◆ Provided data ◆
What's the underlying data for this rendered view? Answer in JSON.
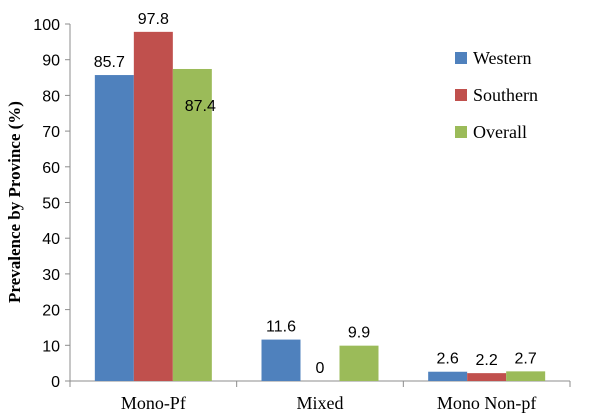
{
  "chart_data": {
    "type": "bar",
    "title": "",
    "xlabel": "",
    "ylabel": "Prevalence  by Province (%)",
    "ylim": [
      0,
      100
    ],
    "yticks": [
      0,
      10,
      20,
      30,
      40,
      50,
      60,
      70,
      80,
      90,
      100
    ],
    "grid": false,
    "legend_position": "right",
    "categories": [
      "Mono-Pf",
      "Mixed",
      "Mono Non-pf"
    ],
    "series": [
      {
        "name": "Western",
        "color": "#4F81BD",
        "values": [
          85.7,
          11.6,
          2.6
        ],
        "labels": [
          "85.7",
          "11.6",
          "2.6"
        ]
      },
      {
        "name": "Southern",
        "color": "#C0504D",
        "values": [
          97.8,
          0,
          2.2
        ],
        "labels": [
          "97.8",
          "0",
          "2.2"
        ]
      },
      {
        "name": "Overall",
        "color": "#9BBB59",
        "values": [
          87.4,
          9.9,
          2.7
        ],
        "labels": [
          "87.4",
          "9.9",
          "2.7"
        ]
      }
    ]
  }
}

* * *

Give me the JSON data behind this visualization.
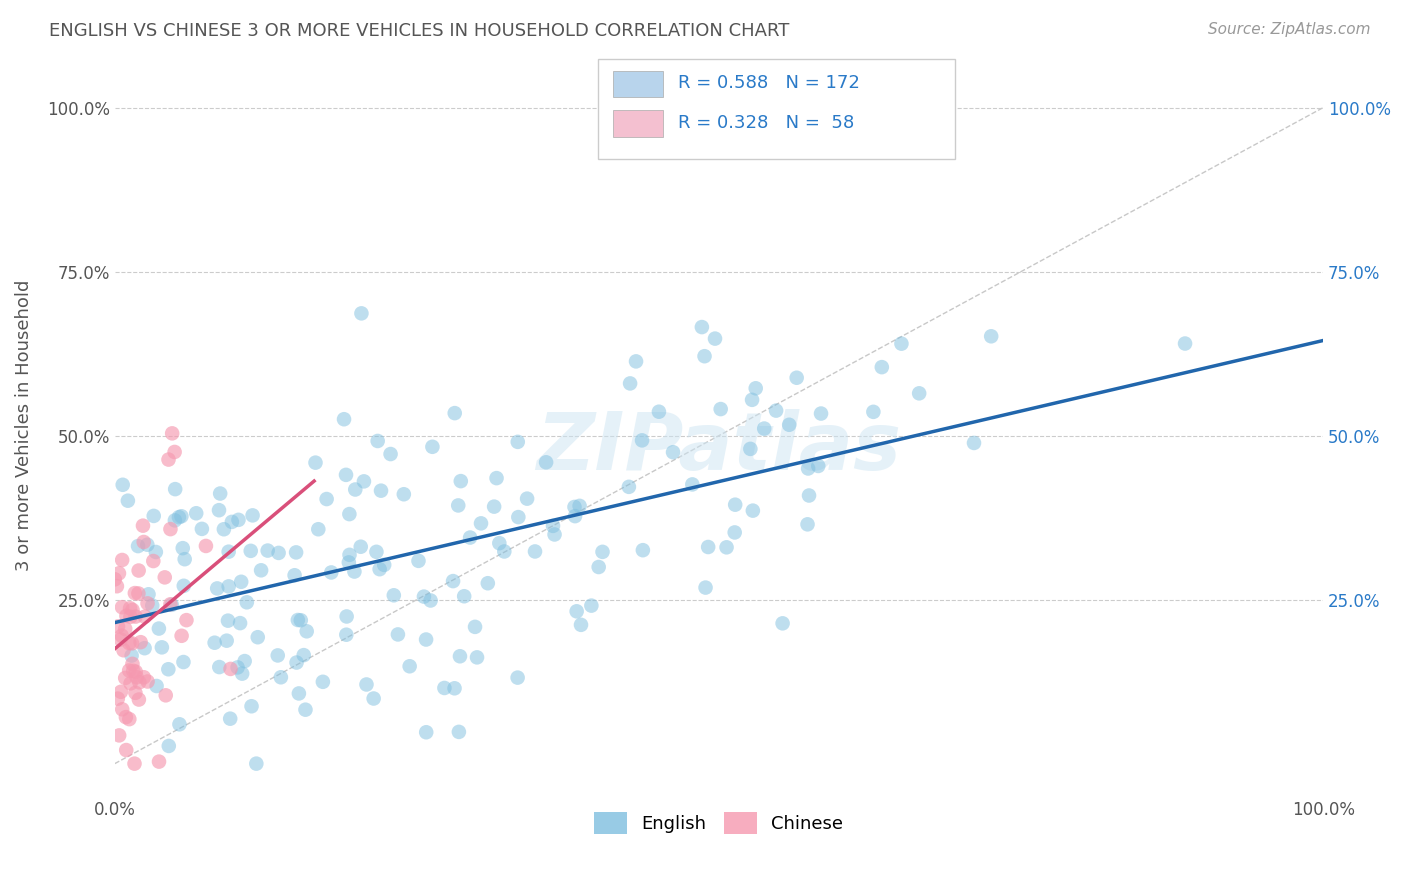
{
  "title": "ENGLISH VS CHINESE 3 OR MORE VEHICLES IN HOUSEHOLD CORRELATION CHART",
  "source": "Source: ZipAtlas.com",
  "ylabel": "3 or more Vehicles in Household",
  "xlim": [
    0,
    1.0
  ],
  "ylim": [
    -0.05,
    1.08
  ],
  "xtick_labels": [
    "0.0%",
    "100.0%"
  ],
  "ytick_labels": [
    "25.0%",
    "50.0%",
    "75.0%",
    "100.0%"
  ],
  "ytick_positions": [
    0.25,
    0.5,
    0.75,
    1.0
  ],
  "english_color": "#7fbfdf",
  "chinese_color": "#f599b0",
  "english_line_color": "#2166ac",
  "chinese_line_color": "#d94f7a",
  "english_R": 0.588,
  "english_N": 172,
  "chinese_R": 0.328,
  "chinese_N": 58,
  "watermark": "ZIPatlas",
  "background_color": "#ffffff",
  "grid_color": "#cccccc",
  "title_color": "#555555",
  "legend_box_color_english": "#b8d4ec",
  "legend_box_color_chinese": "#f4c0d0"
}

==

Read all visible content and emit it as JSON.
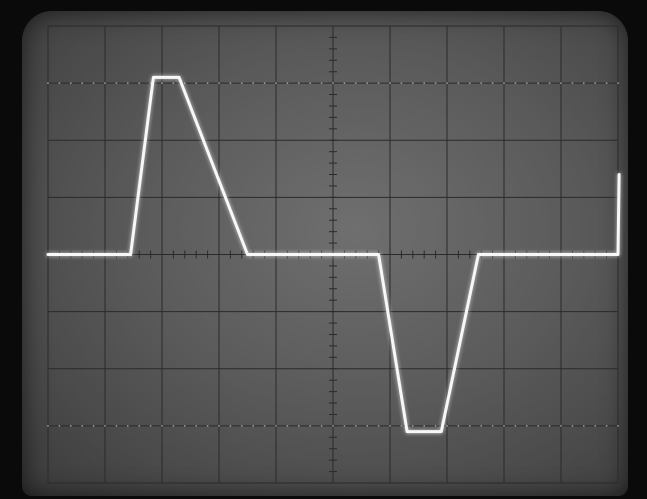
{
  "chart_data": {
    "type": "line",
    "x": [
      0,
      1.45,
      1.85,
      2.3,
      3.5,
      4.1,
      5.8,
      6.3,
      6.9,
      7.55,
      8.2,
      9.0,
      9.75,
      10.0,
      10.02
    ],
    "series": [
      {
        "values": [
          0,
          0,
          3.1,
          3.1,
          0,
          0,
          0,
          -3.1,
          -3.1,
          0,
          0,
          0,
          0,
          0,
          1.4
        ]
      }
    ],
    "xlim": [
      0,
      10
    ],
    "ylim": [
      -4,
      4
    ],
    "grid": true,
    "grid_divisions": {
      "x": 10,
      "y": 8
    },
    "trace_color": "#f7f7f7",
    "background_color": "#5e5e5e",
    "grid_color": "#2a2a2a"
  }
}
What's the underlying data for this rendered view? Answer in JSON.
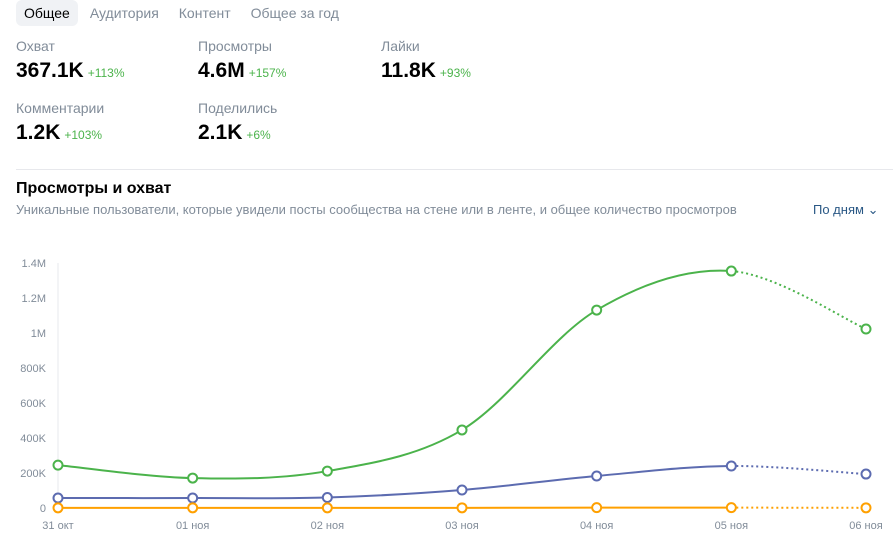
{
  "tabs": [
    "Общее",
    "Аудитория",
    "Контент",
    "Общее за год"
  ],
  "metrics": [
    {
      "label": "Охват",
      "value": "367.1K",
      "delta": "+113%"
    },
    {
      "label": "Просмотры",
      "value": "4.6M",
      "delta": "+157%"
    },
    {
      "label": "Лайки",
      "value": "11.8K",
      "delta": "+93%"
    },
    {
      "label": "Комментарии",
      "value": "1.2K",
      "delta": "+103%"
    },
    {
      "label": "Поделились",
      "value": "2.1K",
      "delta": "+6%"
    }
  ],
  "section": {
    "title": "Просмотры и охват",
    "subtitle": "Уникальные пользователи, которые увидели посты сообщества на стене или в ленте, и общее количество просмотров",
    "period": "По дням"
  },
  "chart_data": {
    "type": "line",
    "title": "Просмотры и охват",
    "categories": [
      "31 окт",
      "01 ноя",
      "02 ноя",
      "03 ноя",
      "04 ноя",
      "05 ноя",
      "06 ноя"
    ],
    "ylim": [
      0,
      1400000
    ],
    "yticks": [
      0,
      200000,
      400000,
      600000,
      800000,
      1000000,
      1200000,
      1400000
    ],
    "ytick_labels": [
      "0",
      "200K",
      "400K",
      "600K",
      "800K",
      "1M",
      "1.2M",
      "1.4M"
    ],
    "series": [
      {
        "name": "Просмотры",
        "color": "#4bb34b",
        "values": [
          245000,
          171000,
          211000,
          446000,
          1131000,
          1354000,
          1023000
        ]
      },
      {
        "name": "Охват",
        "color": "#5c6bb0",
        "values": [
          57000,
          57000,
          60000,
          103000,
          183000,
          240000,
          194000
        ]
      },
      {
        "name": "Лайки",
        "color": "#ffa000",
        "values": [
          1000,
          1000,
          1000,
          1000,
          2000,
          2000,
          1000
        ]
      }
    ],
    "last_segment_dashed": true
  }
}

◆ Do this ◆
Read through the entries and copy each line in which "ylabel" appears.

◆ Full response ◆
    "ylabel": "Prevalence  by Province (%)",
  "ylabel": "3 or more Vehicles in Household",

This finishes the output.